(Recorded data)
#####

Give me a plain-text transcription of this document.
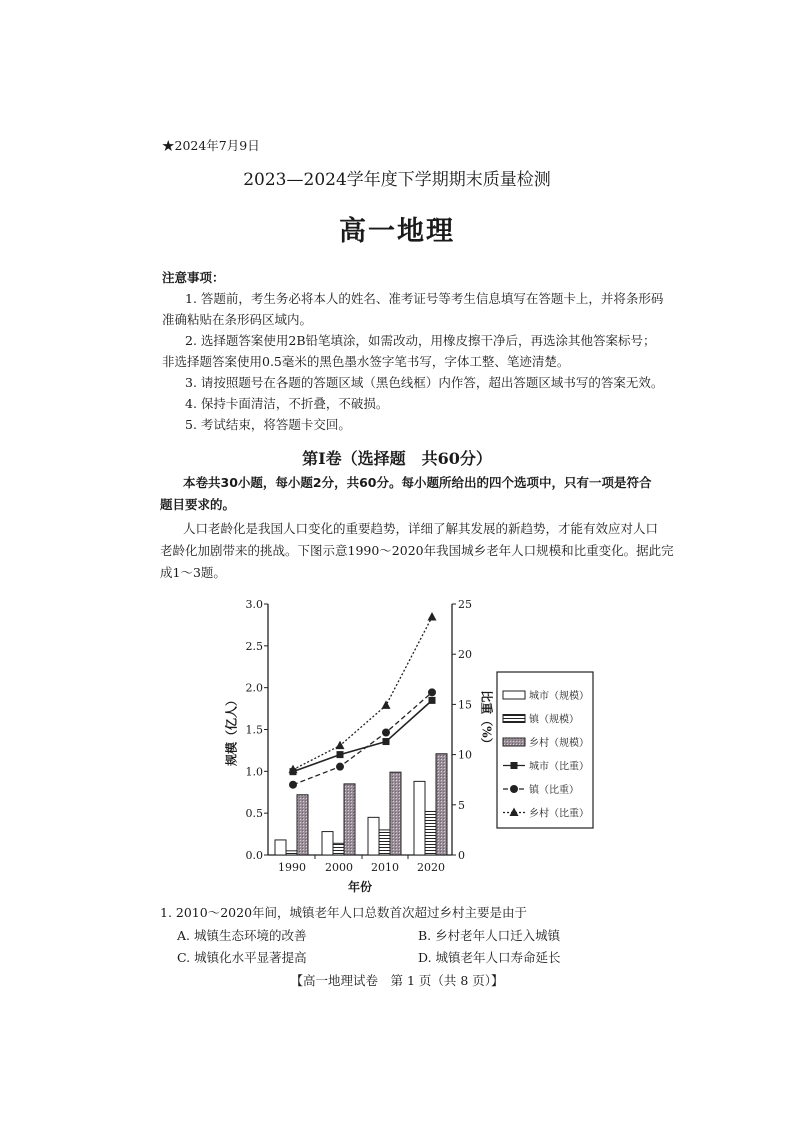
★2024年7月9日
2023—2024学年度下学期期末质量检测
高一地理
注意事项：
1. 答题前，考生务必将本人的姓名、准考证号等考生信息填写在答题卡上，并将条形码
准确粘贴在条形码区域内。
2. 选择题答案使用2B铅笔填涂，如需改动，用橡皮擦干净后，再选涂其他答案标号；
非选择题答案使用0.5毫米的黑色墨水签字笔书写，字体工整、笔迹清楚。
3. 请按照题号在各题的答题区域（黑色线框）内作答，超出答题区域书写的答案无效。
4. 保持卡面清洁，不折叠，不破损。
5. 考试结束，将答题卡交回。
第Ⅰ卷（选择题　共60分）
本卷共30小题，每小题2分，共60分。每小题所给出的四个选项中，只有一项是符合
题目要求的。
人口老龄化是我国人口变化的重要趋势，详细了解其发展的新趋势，才能有效应对人口
老龄化加剧带来的挑战。下图示意1990～2020年我国城乡老年人口规模和比重变化。据此完
成1～3题。
0.0
0.5
1.0
1.5
2.0
2.5
3.0
0
5
10
15
20
25
1990 2000 2010 2020
年份
规模（亿人）	比重（%）	城市（规模）
镇（规模）
乡村（规模）
城市（比重）
镇（比重）
乡村（比重）
1. 2010～2020年间，城镇老年人口总数首次超过乡村主要是由于
A. 城镇生态环境的改善	B. 乡村老年人口迁入城镇
C. 城镇化水平显著提高	D. 城镇老年人口寿命延长
【高一地理试卷　第 1 页（共 8 页）】
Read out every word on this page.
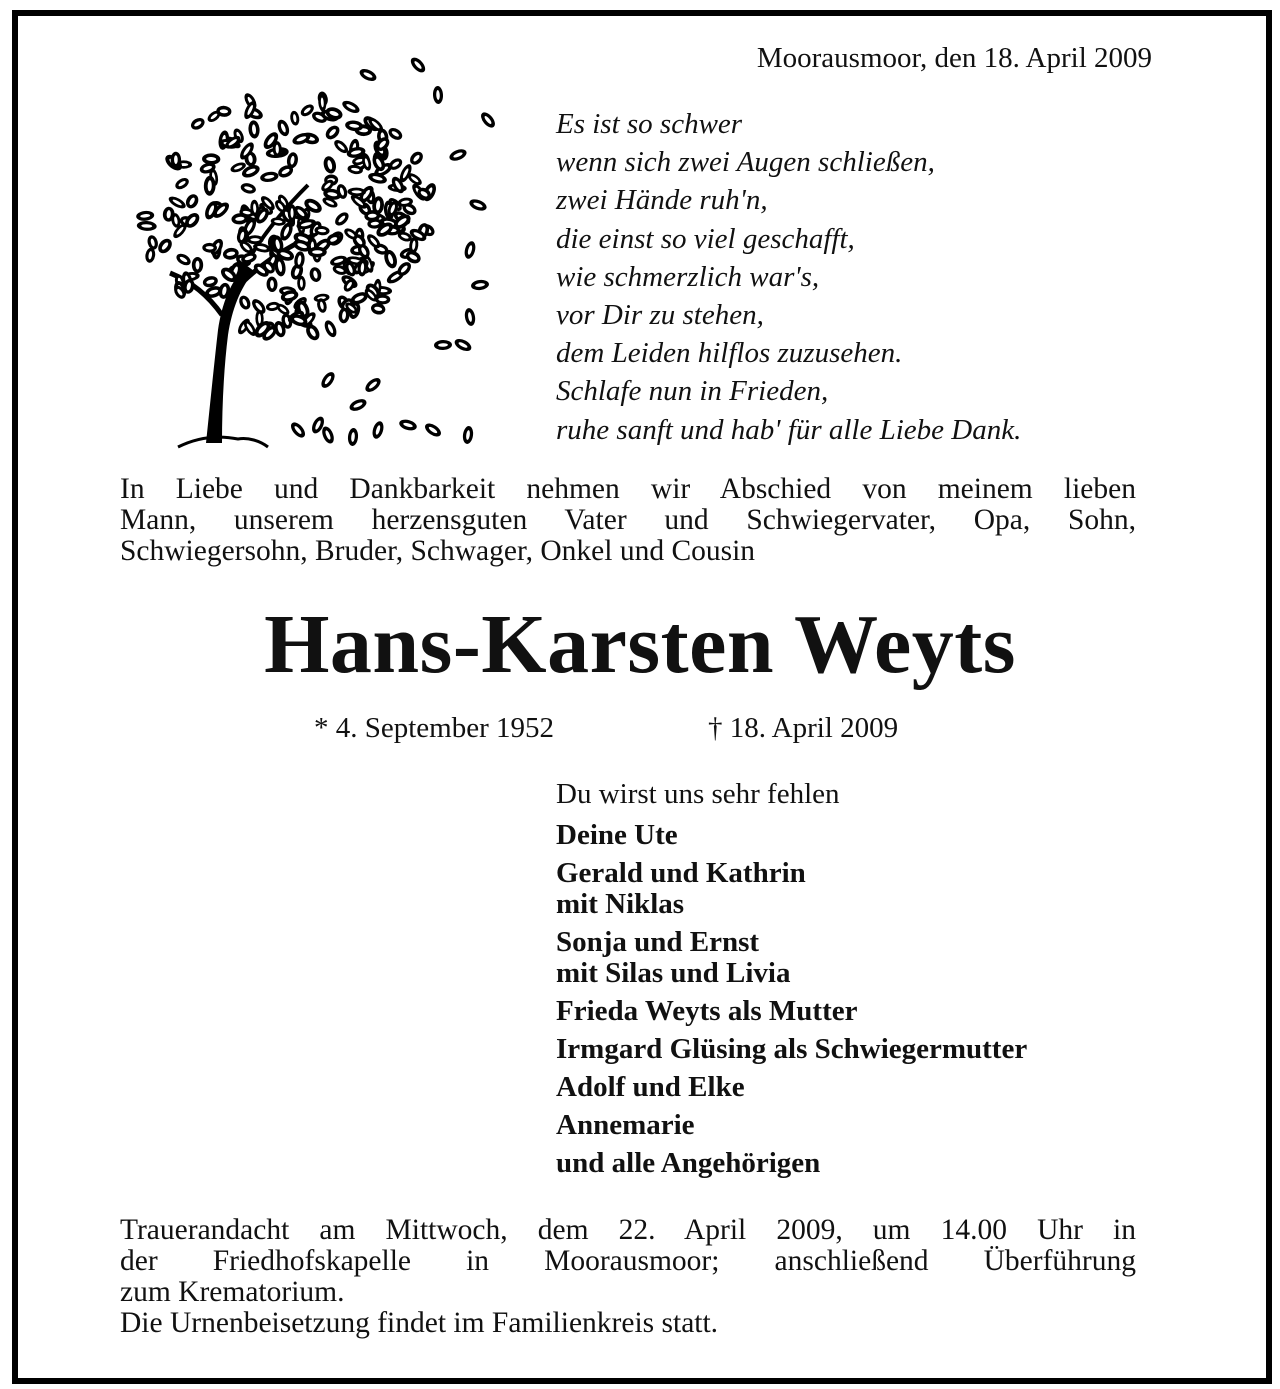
Moorausmoor, den 18. April 2009
Es ist so schwer
wenn sich zwei Augen schließen,
zwei Hände ruh'n,
die einst so viel geschafft,
wie schmerzlich war's,
vor Dir zu stehen,
dem Leiden hilflos zuzusehen.
Schlafe nun in Frieden,
ruhe sanft und hab' für alle Liebe Dank.
In Liebe und Dankbarkeit nehmen wir Abschied von meinem lieben
Mann, unserem herzensguten Vater und Schwiegervater, Opa, Sohn,
Schwiegersohn, Bruder, Schwager, Onkel und Cousin
Hans-Karsten Weyts
* 4. September 1952	† 18. April 2009
Du wirst uns sehr fehlen
Deine Ute
Gerald und Kathrin
mit Niklas
Sonja und Ernst
mit Silas und Livia
Frieda Weyts als Mutter
Irmgard Glüsing als Schwiegermutter
Adolf und Elke
Annemarie
und alle Angehörigen
Trauerandacht am Mittwoch, dem 22. April 2009, um 14.00 Uhr in
der Friedhofskapelle in Moorausmoor; anschließend Überführung
zum Krematorium.
Die Urnenbeisetzung findet im Familienkreis statt.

#####

» **Exercise aim**
Each entry shown above must be quoted exactly, with its pictures left out.

» **Problem solution**
Give me a plain-text transcription of this document.
★2024年7月9日
2023—2024学年度下学期期末质量检测
高一地理
注意事项：
1. 答题前，考生务必将本人的姓名、准考证号等考生信息填写在答题卡上，并将条形码
准确粘贴在条形码区域内。
2. 选择题答案使用2B铅笔填涂，如需改动，用橡皮擦干净后，再选涂其他答案标号；
非选择题答案使用0.5毫米的黑色墨水签字笔书写，字体工整、笔迹清楚。
3. 请按照题号在各题的答题区域（黑色线框）内作答，超出答题区域书写的答案无效。
4. 保持卡面清洁，不折叠，不破损。
5. 考试结束，将答题卡交回。
第Ⅰ卷（选择题　共60分）
本卷共30小题，每小题2分，共60分。每小题所给出的四个选项中，只有一项是符合
题目要求的。
人口老龄化是我国人口变化的重要趋势，详细了解其发展的新趋势，才能有效应对人口
老龄化加剧带来的挑战。下图示意1990～2020年我国城乡老年人口规模和比重变化。据此完
成1～3题。
0.0
0.5
1.0
1.5
2.0
2.5
3.0
0
5
10
15
20
25
1990 2000 2010 2020
年份
规模（亿人）	比重（%）	城市（规模）
镇（规模）
乡村（规模）
城市（比重）
镇（比重）
乡村（比重）
1. 2010～2020年间，城镇老年人口总数首次超过乡村主要是由于
A. 城镇生态环境的改善	B. 乡村老年人口迁入城镇
C. 城镇化水平显著提高	D. 城镇老年人口寿命延长
【高一地理试卷　第 1 页（共 8 页）】
Read out every word on this page.
Moorausmoor, den 18. April 2009
Es ist so schwer
wenn sich zwei Augen schließen,
zwei Hände ruh'n,
die einst so viel geschafft,
wie schmerzlich war's,
vor Dir zu stehen,
dem Leiden hilflos zuzusehen.
Schlafe nun in Frieden,
ruhe sanft und hab' für alle Liebe Dank.
In Liebe und Dankbarkeit nehmen wir Abschied von meinem lieben
Mann, unserem herzensguten Vater und Schwiegervater, Opa, Sohn,
Schwiegersohn, Bruder, Schwager, Onkel und Cousin
Hans-Karsten Weyts
* 4. September 1952	† 18. April 2009
Du wirst uns sehr fehlen
Deine Ute
Gerald und Kathrin
mit Niklas
Sonja und Ernst
mit Silas und Livia
Frieda Weyts als Mutter
Irmgard Glüsing als Schwiegermutter
Adolf und Elke
Annemarie
und alle Angehörigen
Trauerandacht am Mittwoch, dem 22. April 2009, um 14.00 Uhr in
der Friedhofskapelle in Moorausmoor; anschließend Überführung
zum Krematorium.
Die Urnenbeisetzung findet im Familienkreis statt.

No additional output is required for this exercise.